• [AIM OF THE EXERCISE]
Transcribe all of the material below word for word and leave out its pictures.

— start EXERCISE INPUT —

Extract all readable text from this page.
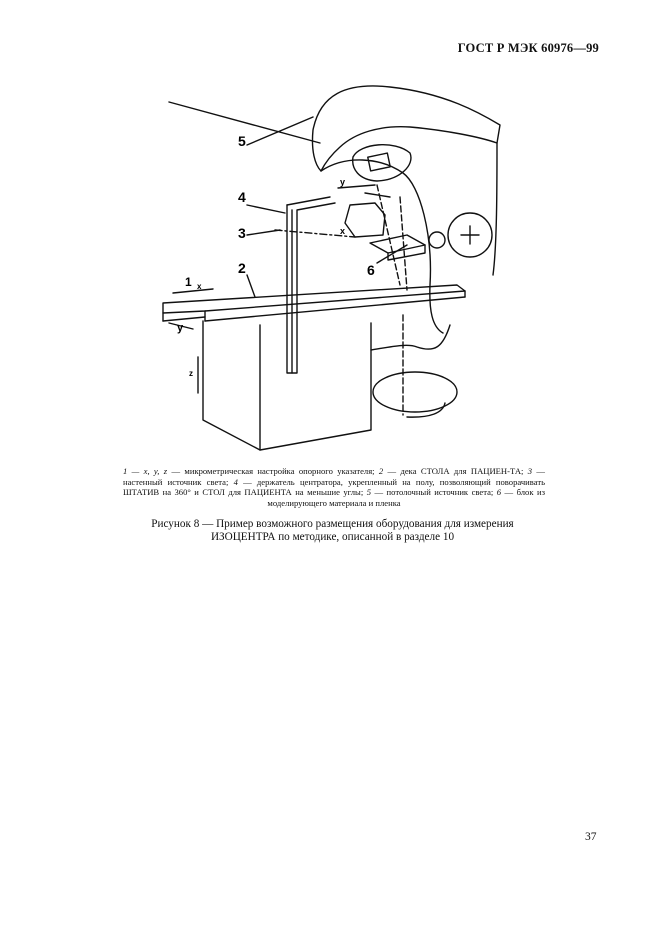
ГОСТ Р МЭК 60976—99
5
4
3
2	6
1 x
y
z
y
x
1 — x, y, z — микрометрическая настройка опорного указателя; 2 — дека СТОЛА для ПАЦИЕН-ТА; 3 — настенный источник света; 4 — держатель центратора, укрепленный на полу, позволяющий поворачивать ШТАТИВ на 360° и СТОЛ для ПАЦИЕНТА на меньшие углы; 5 — потолочный источник света; 6 — блок из моделирующего материала и пленка
Рисунок 8 — Пример возможного размещения оборудования для измерения
ИЗОЦЕНТРА по методике, описанной в разделе 10
37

— end EXERCISE INPUT —

• [WRITTEN ANSWER]
Extract all readable text from this page.
ГОСТ Р МЭК 60976—99
5
4
3
2	6
1 x
y
z
y
x
1 — x, y, z — микрометрическая настройка опорного указателя; 2 — дека СТОЛА для ПАЦИЕН-ТА; 3 — настенный источник света; 4 — держатель центратора, укрепленный на полу, позволяющий поворачивать ШТАТИВ на 360° и СТОЛ для ПАЦИЕНТА на меньшие углы; 5 — потолочный источник света; 6 — блок из моделирующего материала и пленка
Рисунок 8 — Пример возможного размещения оборудования для измерения
ИЗОЦЕНТРА по методике, описанной в разделе 10
37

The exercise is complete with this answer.